Description of the task: Omit every picture and write out the rest of the records exactly.

....

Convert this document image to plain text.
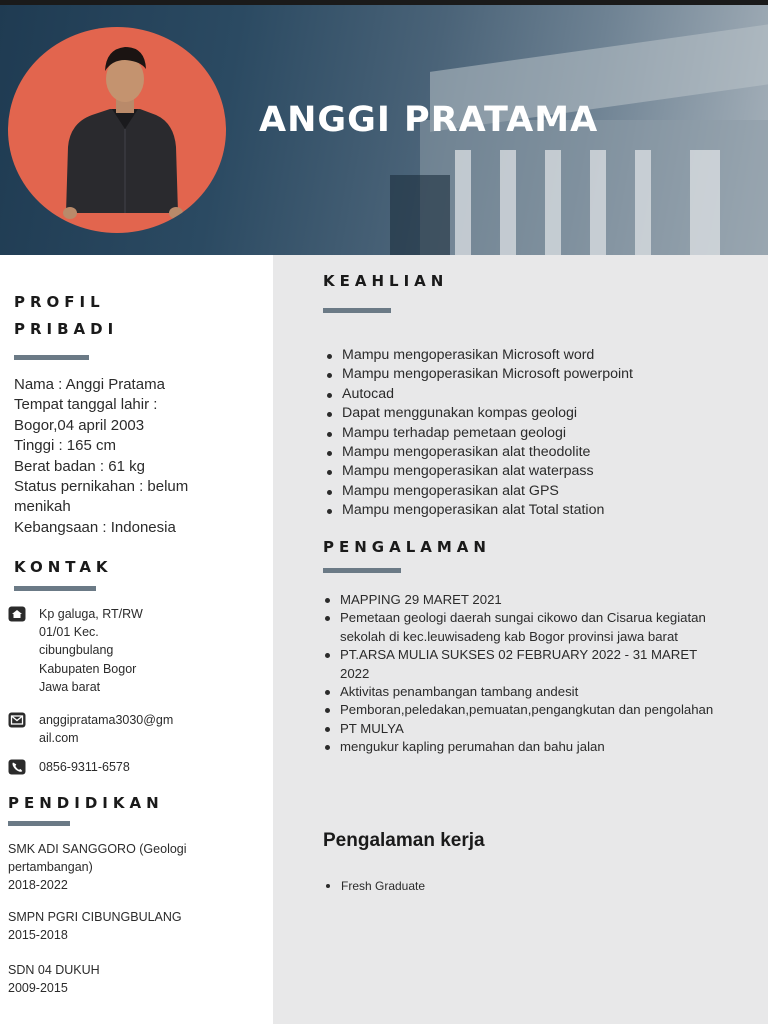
ANGGI PRATAMA
PROFIL
PRIBADI
Nama : Anggi Pratama
Tempat tanggal lahir :
Bogor,04 april 2003
Tinggi : 165 cm
Berat badan : 61 kg
Status pernikahan : belum
menikah
Kebangsaan : Indonesia
KONTAK
Kp galuga, RT/RW
01/01 Kec.
cibungbulang
Kabupaten Bogor
Jawa barat
anggipratama3030@gm
ail.com
0856-9311-6578
PENDIDIKAN
SMK ADI SANGGORO (Geologi
pertambangan)
2018-2022
SMPN PGRI CIBUNGBULANG
2015-2018
SDN 04 DUKUH
2009-2015
KEAHLIAN
Mampu mengoperasikan Microsoft word
Mampu mengoperasikan Microsoft powerpoint
Autocad
Dapat menggunakan kompas geologi
Mampu terhadap pemetaan geologi
Mampu mengoperasikan alat theodolite
Mampu mengoperasikan alat waterpass
Mampu mengoperasikan alat GPS
Mampu mengoperasikan alat Total station
PENGALAMAN
MAPPING 29 MARET 2021
Pemetaan geologi daerah sungai cikowo dan Cisarua kegiatan sekolah di kec.leuwisadeng kab Bogor provinsi jawa barat
PT.ARSA MULIA SUKSES 02 FEBRUARY 2022 - 31 MARET 2022
Aktivitas penambangan tambang andesit
Pemboran,peledakan,pemuatan,pengangkutan dan pengolahan
PT MULYA
mengukur kapling perumahan dan bahu jalan
Pengalaman kerja
Fresh Graduate
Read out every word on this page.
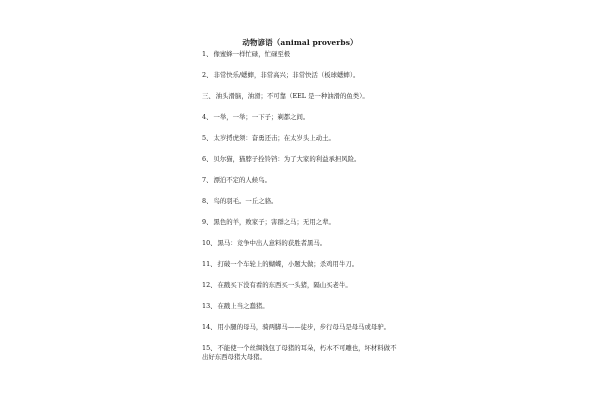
动物谚语（animal proverbs）
1、像蜜蜂一样忙碌，忙碌至极
2、非常快乐/蟋蟀，非常高兴；非常快活（板球蟋蟀）。
三、油头滑脑，油滑；不可靠（EEL 是一种油滑的鱼类）。
4、一举，一举；一下子；剃都之间。
5、太岁捋虎须：奋勇还击；在太岁头上动土。
6、贝尔猫，猫脖子拴铃铛：为了大家的利益承担风险。
7、漂泊不定的人候鸟。
8、鸟的羽毛。一丘之貉。
9、黑色的羊，败家子；害群之马；无用之辈。
10、黑马：竞争中出人意料的获胜者黑马。
11、打破一个车轮上的蝴蝶，小题大做；杀鸡用牛刀。
12、在戳买下没有看的东西买一头猪，隔山买老牛。
13、在戳上当之蠢猪。
14、用小腿的母马，骑两脚马——徒步，步行母马是母马或母驴。
15、不能使一个丝绸钱包了母猪的耳朵，朽木不可雕也，坏材料做不出好东西母猪大母猪。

....

Solution:
Convert this document image to plain text.
ANGGI PRATAMA
PROFIL
PRIBADI
Nama : Anggi Pratama
Tempat tanggal lahir :
Bogor,04 april 2003
Tinggi : 165 cm
Berat badan : 61 kg
Status pernikahan : belum
menikah
Kebangsaan : Indonesia
KONTAK
Kp galuga, RT/RW
01/01 Kec.
cibungbulang
Kabupaten Bogor
Jawa barat
anggipratama3030@gm
ail.com
0856-9311-6578
PENDIDIKAN
SMK ADI SANGGORO (Geologi
pertambangan)
2018-2022
SMPN PGRI CIBUNGBULANG
2015-2018
SDN 04 DUKUH
2009-2015
KEAHLIAN
Mampu mengoperasikan Microsoft word
Mampu mengoperasikan Microsoft powerpoint
Autocad
Dapat menggunakan kompas geologi
Mampu terhadap pemetaan geologi
Mampu mengoperasikan alat theodolite
Mampu mengoperasikan alat waterpass
Mampu mengoperasikan alat GPS
Mampu mengoperasikan alat Total station
PENGALAMAN
MAPPING 29 MARET 2021
Pemetaan geologi daerah sungai cikowo dan Cisarua kegiatan sekolah di kec.leuwisadeng kab Bogor provinsi jawa barat
PT.ARSA MULIA SUKSES 02 FEBRUARY 2022 - 31 MARET 2022
Aktivitas penambangan tambang andesit
Pemboran,peledakan,pemuatan,pengangkutan dan pengolahan
PT MULYA
mengukur kapling perumahan dan bahu jalan
Pengalaman kerja
Fresh Graduate
Read out every word on this page.
动物谚语（animal proverbs）
1、像蜜蜂一样忙碌，忙碌至极
2、非常快乐/蟋蟀，非常高兴；非常快活（板球蟋蟀）。
三、油头滑脑，油滑；不可靠（EEL 是一种油滑的鱼类）。
4、一举，一举；一下子；剃都之间。
5、太岁捋虎须：奋勇还击；在太岁头上动土。
6、贝尔猫，猫脖子拴铃铛：为了大家的利益承担风险。
7、漂泊不定的人候鸟。
8、鸟的羽毛。一丘之貉。
9、黑色的羊，败家子；害群之马；无用之辈。
10、黑马：竞争中出人意料的获胜者黑马。
11、打破一个车轮上的蝴蝶，小题大做；杀鸡用牛刀。
12、在戳买下没有看的东西买一头猪，隔山买老牛。
13、在戳上当之蠢猪。
14、用小腿的母马，骑两脚马——徒步，步行母马是母马或母驴。
15、不能使一个丝绸钱包了母猪的耳朵，朽木不可雕也，坏材料做不出好东西母猪大母猪。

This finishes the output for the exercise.